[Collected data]
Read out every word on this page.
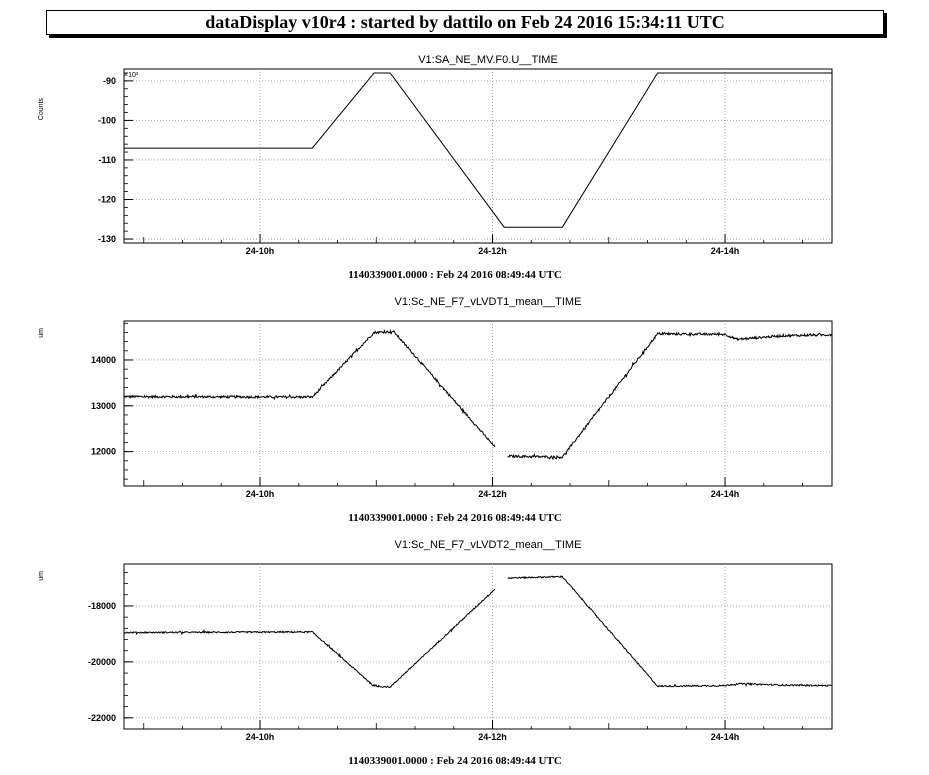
dataDisplay v10r4 : started by dattilo on Feb 24 2016 15:34:11 UTC
V1:SA_NE_MV.F0.U__TIME
Counts
×10³
24-10h	24-12h	24-14h
-90
-100
-110
-120
-130
1140339001.0000 : Feb 24 2016 08:49:44 UTC
V1:Sc_NE_F7_vLVDT1_mean__TIME
um
24-10h	24-12h	24-14h
12000
13000
14000
1140339001.0000 : Feb 24 2016 08:49:44 UTC
V1:Sc_NE_F7_vLVDT2_mean__TIME
um
24-10h	24-12h	24-14h
-18000
-20000
-22000
1140339001.0000 : Feb 24 2016 08:49:44 UTC
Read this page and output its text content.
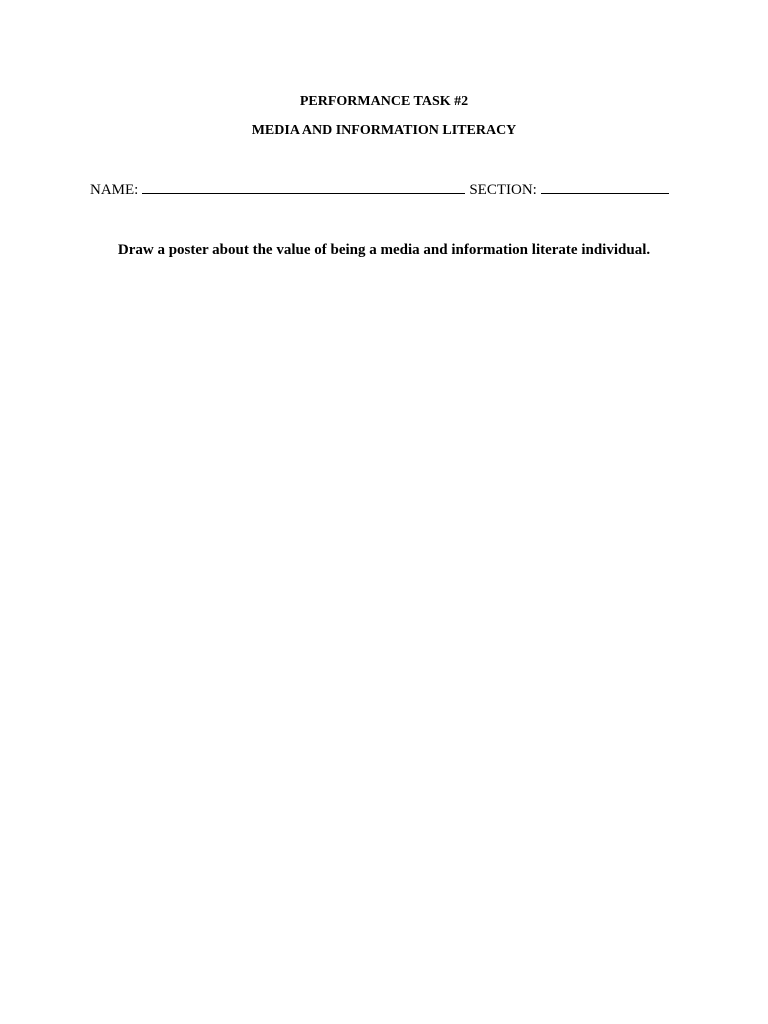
PERFORMANCE TASK #2
MEDIA AND INFORMATION LITERACY
NAME:	SECTION:
Draw a poster about the value of being a media and information literate individual.
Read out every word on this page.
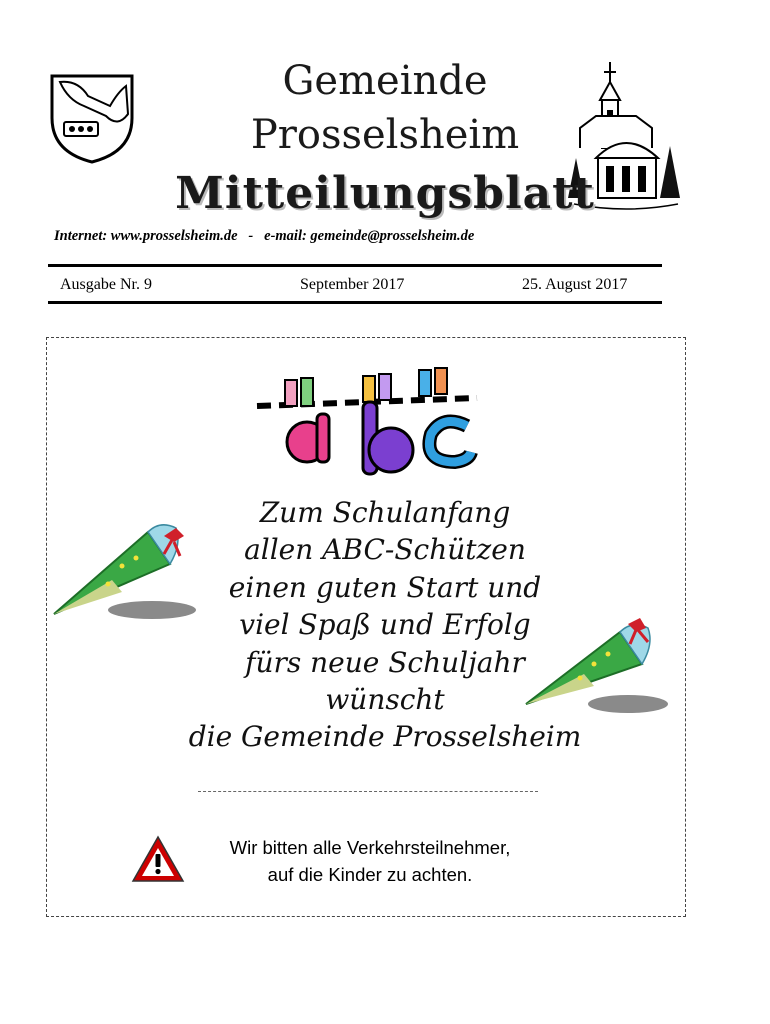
Gemeinde
Prosselsheim
Mitteilungsblatt
Internet: www.prosselsheim.de   -   e-mail: gemeinde@prosselsheim.de
Ausgabe Nr. 9	September 2017	25. August 2017
Zum Schulanfang
allen ABC-Schützen
einen guten Start und
viel Spaß und Erfolg
fürs neue Schuljahr
wünscht
die Gemeinde Prosselsheim
Wir bitten alle Verkehrsteilnehmer,
auf die Kinder zu achten.
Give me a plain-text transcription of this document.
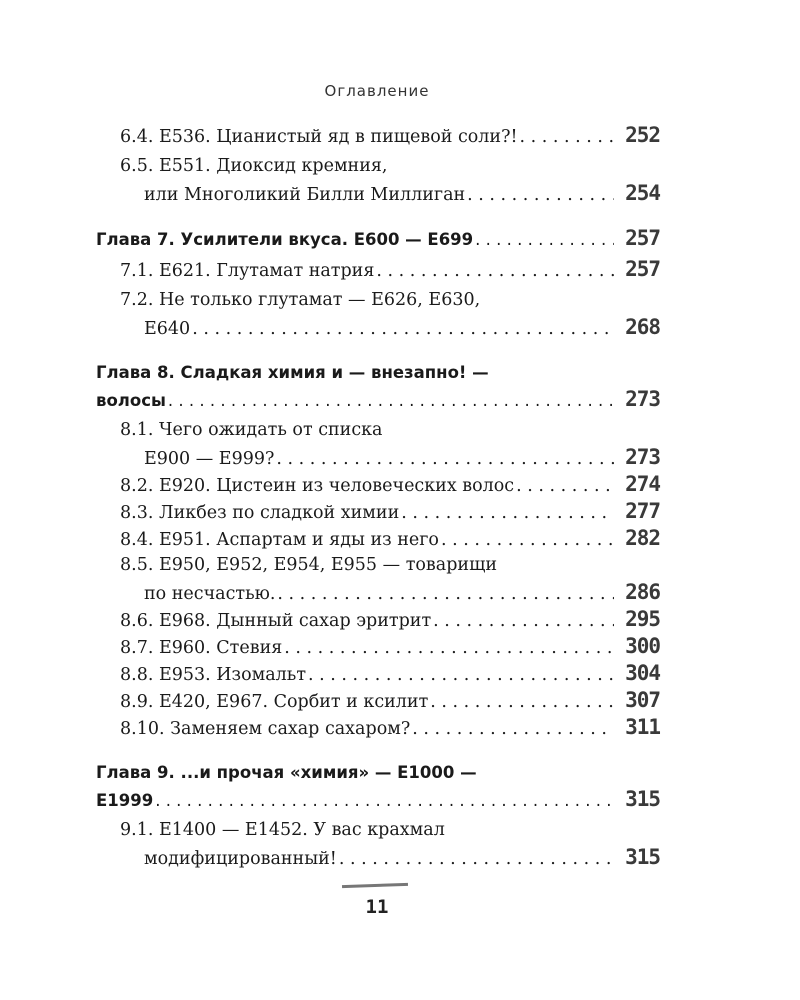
Оглавление
6.4. E536. Цианистый яд в пищевой соли?! . . .	252
6.5. E551. Диоксид кремния,
или Многоликий Билли Миллиган . . .	254
Глава 7. Усилители вкуса. E600 — E699 . . .	257
7.1. E621. Глутамат натрия . . .	257
7.2. Не только глутамат — E626, E630,
E640 . . .	268
Глава 8. Сладкая химия и — внезапно! —
волосы . . .	273
8.1. Чего ожидать от списка
E900 — E999? . . .	273
8.2. E920. Цистеин из человеческих волос . . .	274
8.3. Ликбез по сладкой химии . . .	277
8.4. E951. Аспартам и яды из него . . .	282
8.5. E950, E952, E954, E955 — товарищи
по несчастью. . . .	286
8.6. E968. Дынный сахар эритрит . . .	295
8.7. E960. Стевия . . .	300
8.8. E953. Изомальт . . .	304
8.9. E420, E967. Сорбит и ксилит . . .	307
8.10. Заменяем сахар сахаром? . . .	311
Глава 9. ...и прочая «химия» — E1000 —
E1999 . . .	315
9.1. E1400 — E1452. У вас крахмал
модифицированный! . . .	315
11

• AIM OF THE EXERCISE:
Copy the listing over exactly, skipping the pictures it holds.

• THE ANSWER:
Read out every word on this page.
dataDisplay v10r4 : started by dattilo on Feb 24 2016 15:34:11 UTC
V1:SA_NE_MV.F0.U__TIME
Counts
×10³
24-10h	24-12h	24-14h
-90
-100
-110
-120
-130
1140339001.0000 : Feb 24 2016 08:49:44 UTC
V1:Sc_NE_F7_vLVDT1_mean__TIME
um
24-10h	24-12h	24-14h
12000
13000
14000
1140339001.0000 : Feb 24 2016 08:49:44 UTC
V1:Sc_NE_F7_vLVDT2_mean__TIME
um
24-10h	24-12h	24-14h
-18000
-20000
-22000
1140339001.0000 : Feb 24 2016 08:49:44 UTC
Read this page and output its text content.
PERFORMANCE TASK #2
MEDIA AND INFORMATION LITERACY
NAME:	SECTION:
Draw a poster about the value of being a media and information literate individual.
Read out every word on this page.
Gemeinde
Prosselsheim
Mitteilungsblatt
Internet: www.prosselsheim.de   -   e-mail: gemeinde@prosselsheim.de
Ausgabe Nr. 9	September 2017	25. August 2017
Zum Schulanfang
allen ABC-Schützen
einen guten Start und
viel Spaß und Erfolg
fürs neue Schuljahr
wünscht
die Gemeinde Prosselsheim
Wir bitten alle Verkehrsteilnehmer,
auf die Kinder zu achten.
Give me a plain-text transcription of this document.
Оглавление
6.4. E536. Цианистый яд в пищевой соли?! . . .	252
6.5. E551. Диоксид кремния,
или Многоликий Билли Миллиган . . .	254
Глава 7. Усилители вкуса. E600 — E699 . . .	257
7.1. E621. Глутамат натрия . . .	257
7.2. Не только глутамат — E626, E630,
E640 . . .	268
Глава 8. Сладкая химия и — внезапно! —
волосы . . .	273
8.1. Чего ожидать от списка
E900 — E999? . . .	273
8.2. E920. Цистеин из человеческих волос . . .	274
8.3. Ликбез по сладкой химии . . .	277
8.4. E951. Аспартам и яды из него . . .	282
8.5. E950, E952, E954, E955 — товарищи
по несчастью. . . .	286
8.6. E968. Дынный сахар эритрит . . .	295
8.7. E960. Стевия . . .	300
8.8. E953. Изомальт . . .	304
8.9. E420, E967. Сорбит и ксилит . . .	307
8.10. Заменяем сахар сахаром? . . .	311
Глава 9. ...и прочая «химия» — E1000 —
E1999 . . .	315
9.1. E1400 — E1452. У вас крахмал
модифицированный! . . .	315
11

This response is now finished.